## CHALLENGE
Sift the material for lines containing "Remove", and return them.

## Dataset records
※
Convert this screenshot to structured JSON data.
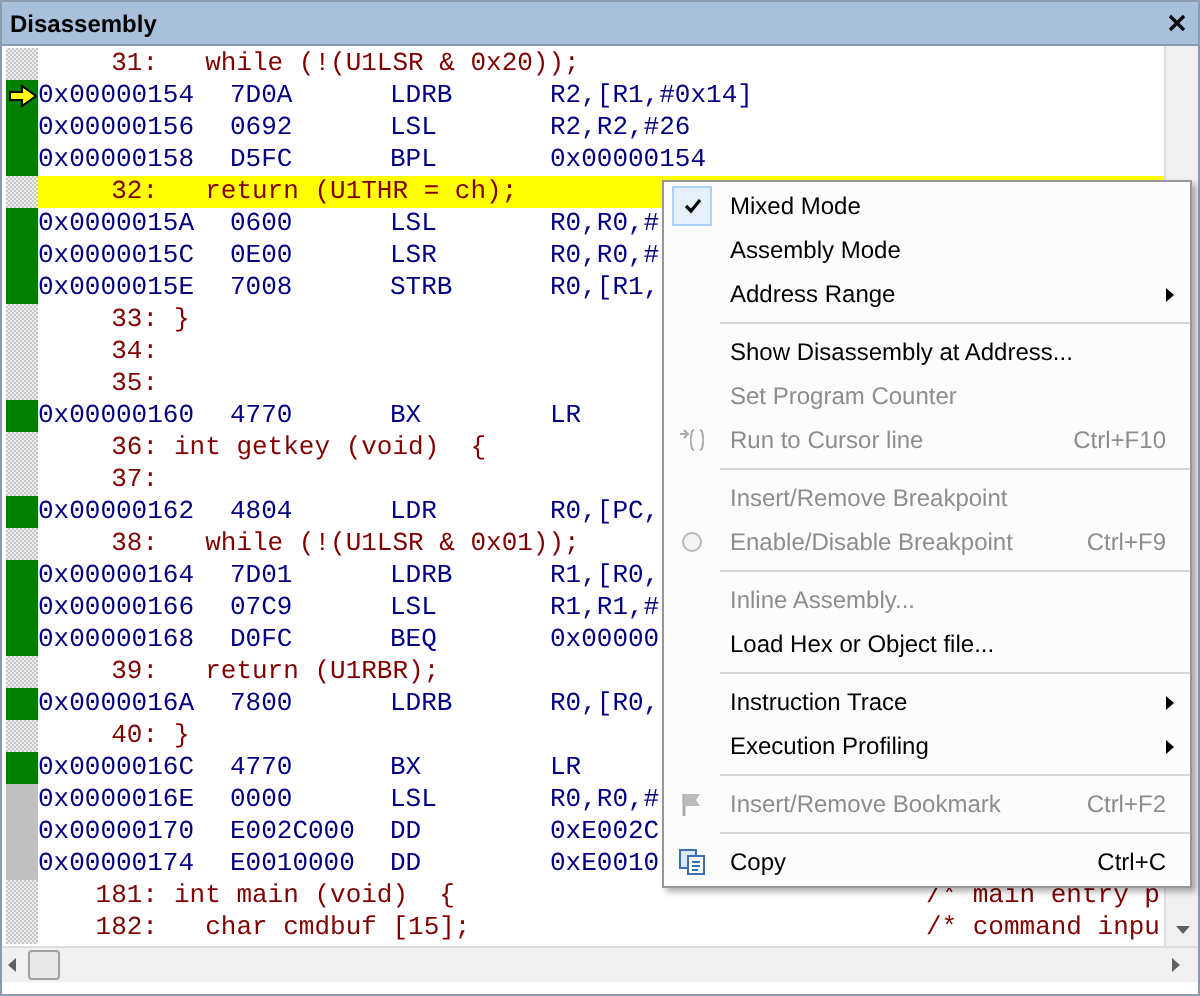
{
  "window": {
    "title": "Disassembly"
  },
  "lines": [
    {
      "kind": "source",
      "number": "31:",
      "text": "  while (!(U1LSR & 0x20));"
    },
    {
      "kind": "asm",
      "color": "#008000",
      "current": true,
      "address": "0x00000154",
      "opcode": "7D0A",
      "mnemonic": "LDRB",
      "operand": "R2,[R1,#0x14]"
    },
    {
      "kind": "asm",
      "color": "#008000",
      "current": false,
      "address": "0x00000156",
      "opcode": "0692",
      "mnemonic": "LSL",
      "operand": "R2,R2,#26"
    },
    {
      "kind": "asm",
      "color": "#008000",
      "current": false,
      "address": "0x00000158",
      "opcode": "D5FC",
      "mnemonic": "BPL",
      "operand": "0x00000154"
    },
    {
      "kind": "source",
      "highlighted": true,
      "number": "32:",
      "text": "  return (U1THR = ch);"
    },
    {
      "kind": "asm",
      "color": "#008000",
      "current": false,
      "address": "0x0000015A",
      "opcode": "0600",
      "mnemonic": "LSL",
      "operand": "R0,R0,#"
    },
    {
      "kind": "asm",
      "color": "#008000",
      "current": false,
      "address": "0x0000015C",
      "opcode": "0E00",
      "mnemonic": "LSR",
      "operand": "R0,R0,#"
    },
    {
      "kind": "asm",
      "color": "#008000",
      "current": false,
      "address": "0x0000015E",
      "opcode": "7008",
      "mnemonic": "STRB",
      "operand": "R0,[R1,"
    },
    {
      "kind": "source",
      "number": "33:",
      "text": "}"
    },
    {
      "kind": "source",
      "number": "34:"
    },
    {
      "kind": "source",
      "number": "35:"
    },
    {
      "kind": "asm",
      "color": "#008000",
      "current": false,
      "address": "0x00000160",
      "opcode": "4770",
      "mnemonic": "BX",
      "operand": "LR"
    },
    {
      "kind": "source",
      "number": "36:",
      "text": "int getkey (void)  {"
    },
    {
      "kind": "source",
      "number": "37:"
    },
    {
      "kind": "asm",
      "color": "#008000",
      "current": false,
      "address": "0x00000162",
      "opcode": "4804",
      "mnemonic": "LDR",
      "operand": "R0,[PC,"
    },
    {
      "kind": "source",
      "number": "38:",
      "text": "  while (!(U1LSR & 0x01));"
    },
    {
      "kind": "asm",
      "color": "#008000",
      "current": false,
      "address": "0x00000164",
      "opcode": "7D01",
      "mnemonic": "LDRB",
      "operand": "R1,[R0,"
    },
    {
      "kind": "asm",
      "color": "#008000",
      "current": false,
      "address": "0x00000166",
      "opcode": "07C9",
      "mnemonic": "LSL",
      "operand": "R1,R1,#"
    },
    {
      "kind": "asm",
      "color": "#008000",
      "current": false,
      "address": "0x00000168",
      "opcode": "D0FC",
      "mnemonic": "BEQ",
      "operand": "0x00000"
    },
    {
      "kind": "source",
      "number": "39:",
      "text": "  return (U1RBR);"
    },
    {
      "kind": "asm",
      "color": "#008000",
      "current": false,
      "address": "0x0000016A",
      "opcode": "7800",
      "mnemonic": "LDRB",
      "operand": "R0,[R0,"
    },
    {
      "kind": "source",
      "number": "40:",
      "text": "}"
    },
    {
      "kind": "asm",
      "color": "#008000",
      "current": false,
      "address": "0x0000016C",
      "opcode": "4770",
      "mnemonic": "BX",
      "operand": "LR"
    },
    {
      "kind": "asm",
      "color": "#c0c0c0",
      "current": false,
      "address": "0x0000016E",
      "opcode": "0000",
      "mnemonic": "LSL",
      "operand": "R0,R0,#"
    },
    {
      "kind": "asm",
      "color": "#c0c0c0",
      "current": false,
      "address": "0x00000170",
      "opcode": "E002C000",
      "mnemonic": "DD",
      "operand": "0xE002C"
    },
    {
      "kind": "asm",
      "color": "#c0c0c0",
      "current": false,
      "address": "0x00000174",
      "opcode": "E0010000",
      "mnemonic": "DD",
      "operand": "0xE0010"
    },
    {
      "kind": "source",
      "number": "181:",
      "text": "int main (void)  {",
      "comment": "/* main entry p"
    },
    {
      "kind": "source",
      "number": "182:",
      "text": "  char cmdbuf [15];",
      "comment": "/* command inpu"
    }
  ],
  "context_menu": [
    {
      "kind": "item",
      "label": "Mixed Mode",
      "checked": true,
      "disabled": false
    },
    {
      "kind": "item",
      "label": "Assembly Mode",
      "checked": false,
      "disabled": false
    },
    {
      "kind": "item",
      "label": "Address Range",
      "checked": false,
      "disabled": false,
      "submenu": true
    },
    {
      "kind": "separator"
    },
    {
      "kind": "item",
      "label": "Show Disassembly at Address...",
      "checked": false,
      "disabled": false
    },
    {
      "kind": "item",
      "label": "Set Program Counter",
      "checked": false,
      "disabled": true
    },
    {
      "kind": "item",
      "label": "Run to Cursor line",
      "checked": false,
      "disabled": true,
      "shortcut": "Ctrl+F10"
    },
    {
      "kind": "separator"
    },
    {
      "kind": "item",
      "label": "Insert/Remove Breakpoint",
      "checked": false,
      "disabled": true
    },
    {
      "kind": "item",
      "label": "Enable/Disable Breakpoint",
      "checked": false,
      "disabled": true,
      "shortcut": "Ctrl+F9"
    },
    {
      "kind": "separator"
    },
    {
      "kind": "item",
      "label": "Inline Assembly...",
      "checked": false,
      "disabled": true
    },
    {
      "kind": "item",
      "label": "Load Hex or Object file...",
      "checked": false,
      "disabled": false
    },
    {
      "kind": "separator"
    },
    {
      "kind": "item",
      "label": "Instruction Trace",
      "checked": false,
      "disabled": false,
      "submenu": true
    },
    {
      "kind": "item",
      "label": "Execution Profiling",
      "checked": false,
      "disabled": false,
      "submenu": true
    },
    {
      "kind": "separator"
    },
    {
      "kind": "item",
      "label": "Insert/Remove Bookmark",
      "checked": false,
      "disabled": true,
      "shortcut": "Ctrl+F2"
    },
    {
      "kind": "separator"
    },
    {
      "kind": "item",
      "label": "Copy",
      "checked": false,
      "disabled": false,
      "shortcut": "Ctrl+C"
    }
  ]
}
※
## WRITTEN RESPONSE
      "label": "Insert/Remove Breakpoint",
      "label": "Insert/Remove Bookmark",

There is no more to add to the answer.